● WHAT TO WORK ON:
Give every line below again, exactly.

[Begin]

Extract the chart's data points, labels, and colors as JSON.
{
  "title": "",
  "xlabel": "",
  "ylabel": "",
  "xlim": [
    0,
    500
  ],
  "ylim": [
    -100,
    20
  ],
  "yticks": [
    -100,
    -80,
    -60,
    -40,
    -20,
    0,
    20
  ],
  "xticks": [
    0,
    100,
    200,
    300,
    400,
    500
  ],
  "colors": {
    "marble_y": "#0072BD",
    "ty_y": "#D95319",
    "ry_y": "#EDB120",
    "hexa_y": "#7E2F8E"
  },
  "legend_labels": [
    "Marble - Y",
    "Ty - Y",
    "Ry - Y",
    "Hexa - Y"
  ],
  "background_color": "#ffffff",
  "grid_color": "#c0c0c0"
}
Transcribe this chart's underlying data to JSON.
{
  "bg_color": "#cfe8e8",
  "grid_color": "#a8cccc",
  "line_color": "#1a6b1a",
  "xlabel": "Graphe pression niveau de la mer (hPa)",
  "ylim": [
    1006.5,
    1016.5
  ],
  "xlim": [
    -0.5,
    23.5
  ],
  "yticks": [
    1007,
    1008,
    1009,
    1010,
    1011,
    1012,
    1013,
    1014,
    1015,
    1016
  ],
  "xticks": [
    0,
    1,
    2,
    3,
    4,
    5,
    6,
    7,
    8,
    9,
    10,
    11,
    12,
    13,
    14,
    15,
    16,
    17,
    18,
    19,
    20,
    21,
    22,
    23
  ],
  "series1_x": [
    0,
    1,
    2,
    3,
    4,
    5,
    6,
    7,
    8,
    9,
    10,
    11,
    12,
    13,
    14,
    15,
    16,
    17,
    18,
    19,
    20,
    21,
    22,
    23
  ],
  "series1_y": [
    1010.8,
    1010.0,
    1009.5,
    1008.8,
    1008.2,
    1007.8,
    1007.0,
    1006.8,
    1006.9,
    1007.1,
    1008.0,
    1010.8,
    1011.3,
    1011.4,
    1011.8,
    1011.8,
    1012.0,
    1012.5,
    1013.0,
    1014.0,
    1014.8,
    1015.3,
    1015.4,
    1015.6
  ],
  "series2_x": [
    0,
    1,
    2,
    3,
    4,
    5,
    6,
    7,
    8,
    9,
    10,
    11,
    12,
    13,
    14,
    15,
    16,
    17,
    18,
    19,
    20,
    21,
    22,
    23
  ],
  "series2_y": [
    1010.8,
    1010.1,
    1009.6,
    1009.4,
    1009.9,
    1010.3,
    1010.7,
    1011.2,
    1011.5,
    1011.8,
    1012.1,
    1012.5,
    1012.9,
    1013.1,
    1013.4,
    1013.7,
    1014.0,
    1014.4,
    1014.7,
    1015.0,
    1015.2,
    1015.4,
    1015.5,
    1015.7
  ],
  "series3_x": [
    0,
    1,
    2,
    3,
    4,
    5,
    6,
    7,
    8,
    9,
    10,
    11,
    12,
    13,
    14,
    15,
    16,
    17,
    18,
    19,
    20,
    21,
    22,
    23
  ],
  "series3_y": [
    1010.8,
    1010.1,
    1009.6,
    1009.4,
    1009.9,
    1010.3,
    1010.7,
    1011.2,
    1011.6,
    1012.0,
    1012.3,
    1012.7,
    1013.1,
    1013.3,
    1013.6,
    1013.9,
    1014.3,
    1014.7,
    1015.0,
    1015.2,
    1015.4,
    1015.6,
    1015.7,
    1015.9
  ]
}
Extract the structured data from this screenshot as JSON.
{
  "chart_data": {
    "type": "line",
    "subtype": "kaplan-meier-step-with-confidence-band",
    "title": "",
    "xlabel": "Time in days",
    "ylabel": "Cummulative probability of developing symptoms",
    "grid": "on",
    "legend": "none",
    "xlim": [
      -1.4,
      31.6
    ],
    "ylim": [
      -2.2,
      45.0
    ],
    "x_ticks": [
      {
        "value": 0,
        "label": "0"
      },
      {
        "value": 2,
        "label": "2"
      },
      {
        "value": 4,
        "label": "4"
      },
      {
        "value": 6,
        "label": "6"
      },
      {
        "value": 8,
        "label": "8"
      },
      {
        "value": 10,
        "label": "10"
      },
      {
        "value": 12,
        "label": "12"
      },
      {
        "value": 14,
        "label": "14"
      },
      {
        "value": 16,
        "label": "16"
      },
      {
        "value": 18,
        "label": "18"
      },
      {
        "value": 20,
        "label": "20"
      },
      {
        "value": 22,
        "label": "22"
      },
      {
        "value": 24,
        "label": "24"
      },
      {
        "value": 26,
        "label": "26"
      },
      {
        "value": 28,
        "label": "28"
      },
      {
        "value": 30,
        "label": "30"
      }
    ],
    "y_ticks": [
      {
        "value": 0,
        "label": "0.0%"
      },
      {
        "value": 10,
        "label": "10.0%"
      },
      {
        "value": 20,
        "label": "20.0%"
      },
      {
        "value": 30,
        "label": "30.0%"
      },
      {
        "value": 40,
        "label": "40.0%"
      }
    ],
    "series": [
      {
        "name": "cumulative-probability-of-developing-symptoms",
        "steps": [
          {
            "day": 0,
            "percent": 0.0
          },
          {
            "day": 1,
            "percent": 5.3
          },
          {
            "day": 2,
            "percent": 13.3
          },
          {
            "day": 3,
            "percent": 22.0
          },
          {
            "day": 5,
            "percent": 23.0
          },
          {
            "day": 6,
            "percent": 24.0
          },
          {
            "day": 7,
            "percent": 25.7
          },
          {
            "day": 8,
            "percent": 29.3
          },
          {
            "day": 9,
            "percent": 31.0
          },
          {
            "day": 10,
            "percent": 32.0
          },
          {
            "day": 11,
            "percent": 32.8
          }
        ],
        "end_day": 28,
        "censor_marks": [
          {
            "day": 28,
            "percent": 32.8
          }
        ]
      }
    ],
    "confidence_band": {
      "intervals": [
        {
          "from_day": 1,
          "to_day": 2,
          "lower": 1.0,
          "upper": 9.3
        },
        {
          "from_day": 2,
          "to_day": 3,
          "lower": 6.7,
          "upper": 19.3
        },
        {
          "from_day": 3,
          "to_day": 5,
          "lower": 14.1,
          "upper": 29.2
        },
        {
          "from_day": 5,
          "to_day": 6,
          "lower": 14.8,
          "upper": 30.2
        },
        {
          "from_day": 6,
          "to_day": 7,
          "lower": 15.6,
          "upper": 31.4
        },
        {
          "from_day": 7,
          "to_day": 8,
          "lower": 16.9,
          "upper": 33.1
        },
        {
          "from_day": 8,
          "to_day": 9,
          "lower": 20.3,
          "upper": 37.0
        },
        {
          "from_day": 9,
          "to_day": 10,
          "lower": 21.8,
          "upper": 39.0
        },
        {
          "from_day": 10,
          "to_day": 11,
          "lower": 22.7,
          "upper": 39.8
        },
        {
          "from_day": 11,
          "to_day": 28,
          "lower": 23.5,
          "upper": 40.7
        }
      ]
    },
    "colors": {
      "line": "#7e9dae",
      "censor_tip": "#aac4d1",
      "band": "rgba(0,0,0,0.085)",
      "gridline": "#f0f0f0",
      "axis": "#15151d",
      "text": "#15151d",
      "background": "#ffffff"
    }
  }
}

[End]

● EXPECTED OUTPUT:
Extract the chart's data points, labels, and colors as JSON.
{
  "title": "",
  "xlabel": "",
  "ylabel": "",
  "xlim": [
    0,
    500
  ],
  "ylim": [
    -100,
    20
  ],
  "yticks": [
    -100,
    -80,
    -60,
    -40,
    -20,
    0,
    20
  ],
  "xticks": [
    0,
    100,
    200,
    300,
    400,
    500
  ],
  "colors": {
    "marble_y": "#0072BD",
    "ty_y": "#D95319",
    "ry_y": "#EDB120",
    "hexa_y": "#7E2F8E"
  },
  "legend_labels": [
    "Marble - Y",
    "Ty - Y",
    "Ry - Y",
    "Hexa - Y"
  ],
  "background_color": "#ffffff",
  "grid_color": "#c0c0c0"
}
Transcribe this chart's underlying data to JSON.
{
  "bg_color": "#cfe8e8",
  "grid_color": "#a8cccc",
  "line_color": "#1a6b1a",
  "xlabel": "Graphe pression niveau de la mer (hPa)",
  "ylim": [
    1006.5,
    1016.5
  ],
  "xlim": [
    -0.5,
    23.5
  ],
  "yticks": [
    1007,
    1008,
    1009,
    1010,
    1011,
    1012,
    1013,
    1014,
    1015,
    1016
  ],
  "xticks": [
    0,
    1,
    2,
    3,
    4,
    5,
    6,
    7,
    8,
    9,
    10,
    11,
    12,
    13,
    14,
    15,
    16,
    17,
    18,
    19,
    20,
    21,
    22,
    23
  ],
  "series1_x": [
    0,
    1,
    2,
    3,
    4,
    5,
    6,
    7,
    8,
    9,
    10,
    11,
    12,
    13,
    14,
    15,
    16,
    17,
    18,
    19,
    20,
    21,
    22,
    23
  ],
  "series1_y": [
    1010.8,
    1010.0,
    1009.5,
    1008.8,
    1008.2,
    1007.8,
    1007.0,
    1006.8,
    1006.9,
    1007.1,
    1008.0,
    1010.8,
    1011.3,
    1011.4,
    1011.8,
    1011.8,
    1012.0,
    1012.5,
    1013.0,
    1014.0,
    1014.8,
    1015.3,
    1015.4,
    1015.6
  ],
  "series2_x": [
    0,
    1,
    2,
    3,
    4,
    5,
    6,
    7,
    8,
    9,
    10,
    11,
    12,
    13,
    14,
    15,
    16,
    17,
    18,
    19,
    20,
    21,
    22,
    23
  ],
  "series2_y": [
    1010.8,
    1010.1,
    1009.6,
    1009.4,
    1009.9,
    1010.3,
    1010.7,
    1011.2,
    1011.5,
    1011.8,
    1012.1,
    1012.5,
    1012.9,
    1013.1,
    1013.4,
    1013.7,
    1014.0,
    1014.4,
    1014.7,
    1015.0,
    1015.2,
    1015.4,
    1015.5,
    1015.7
  ],
  "series3_x": [
    0,
    1,
    2,
    3,
    4,
    5,
    6,
    7,
    8,
    9,
    10,
    11,
    12,
    13,
    14,
    15,
    16,
    17,
    18,
    19,
    20,
    21,
    22,
    23
  ],
  "series3_y": [
    1010.8,
    1010.1,
    1009.6,
    1009.4,
    1009.9,
    1010.3,
    1010.7,
    1011.2,
    1011.6,
    1012.0,
    1012.3,
    1012.7,
    1013.1,
    1013.3,
    1013.6,
    1013.9,
    1014.3,
    1014.7,
    1015.0,
    1015.2,
    1015.4,
    1015.6,
    1015.7,
    1015.9
  ]
}
Extract the structured data from this screenshot as JSON.
{
  "chart_data": {
    "type": "line",
    "subtype": "kaplan-meier-step-with-confidence-band",
    "title": "",
    "xlabel": "Time in days",
    "ylabel": "Cummulative probability of developing symptoms",
    "grid": "on",
    "legend": "none",
    "xlim": [
      -1.4,
      31.6
    ],
    "ylim": [
      -2.2,
      45.0
    ],
    "x_ticks": [
      {
        "value": 0,
        "label": "0"
      },
      {
        "value": 2,
        "label": "2"
      },
      {
        "value": 4,
        "label": "4"
      },
      {
        "value": 6,
        "label": "6"
      },
      {
        "value": 8,
        "label": "8"
      },
      {
        "value": 10,
        "label": "10"
      },
      {
        "value": 12,
        "label": "12"
      },
      {
        "value": 14,
        "label": "14"
      },
      {
        "value": 16,
        "label": "16"
      },
      {
        "value": 18,
        "label": "18"
      },
      {
        "value": 20,
        "label": "20"
      },
      {
        "value": 22,
        "label": "22"
      },
      {
        "value": 24,
        "label": "24"
      },
      {
        "value": 26,
        "label": "26"
      },
      {
        "value": 28,
        "label": "28"
      },
      {
        "value": 30,
        "label": "30"
      }
    ],
    "y_ticks": [
      {
        "value": 0,
        "label": "0.0%"
      },
      {
        "value": 10,
        "label": "10.0%"
      },
      {
        "value": 20,
        "label": "20.0%"
      },
      {
        "value": 30,
        "label": "30.0%"
      },
      {
        "value": 40,
        "label": "40.0%"
      }
    ],
    "series": [
      {
        "name": "cumulative-probability-of-developing-symptoms",
        "steps": [
          {
            "day": 0,
            "percent": 0.0
          },
          {
            "day": 1,
            "percent": 5.3
          },
          {
            "day": 2,
            "percent": 13.3
          },
          {
            "day": 3,
            "percent": 22.0
          },
          {
            "day": 5,
            "percent": 23.0
          },
          {
            "day": 6,
            "percent": 24.0
          },
          {
            "day": 7,
            "percent": 25.7
          },
          {
            "day": 8,
            "percent": 29.3
          },
          {
            "day": 9,
            "percent": 31.0
          },
          {
            "day": 10,
            "percent": 32.0
          },
          {
            "day": 11,
            "percent": 32.8
          }
        ],
        "end_day": 28,
        "censor_marks": [
          {
            "day": 28,
            "percent": 32.8
          }
        ]
      }
    ],
    "confidence_band": {
      "intervals": [
        {
          "from_day": 1,
          "to_day": 2,
          "lower": 1.0,
          "upper": 9.3
        },
        {
          "from_day": 2,
          "to_day": 3,
          "lower": 6.7,
          "upper": 19.3
        },
        {
          "from_day": 3,
          "to_day": 5,
          "lower": 14.1,
          "upper": 29.2
        },
        {
          "from_day": 5,
          "to_day": 6,
          "lower": 14.8,
          "upper": 30.2
        },
        {
          "from_day": 6,
          "to_day": 7,
          "lower": 15.6,
          "upper": 31.4
        },
        {
          "from_day": 7,
          "to_day": 8,
          "lower": 16.9,
          "upper": 33.1
        },
        {
          "from_day": 8,
          "to_day": 9,
          "lower": 20.3,
          "upper": 37.0
        },
        {
          "from_day": 9,
          "to_day": 10,
          "lower": 21.8,
          "upper": 39.0
        },
        {
          "from_day": 10,
          "to_day": 11,
          "lower": 22.7,
          "upper": 39.8
        },
        {
          "from_day": 11,
          "to_day": 28,
          "lower": 23.5,
          "upper": 40.7
        }
      ]
    },
    "colors": {
      "line": "#7e9dae",
      "censor_tip": "#aac4d1",
      "band": "rgba(0,0,0,0.085)",
      "gridline": "#f0f0f0",
      "axis": "#15151d",
      "text": "#15151d",
      "background": "#ffffff"
    }
  }
}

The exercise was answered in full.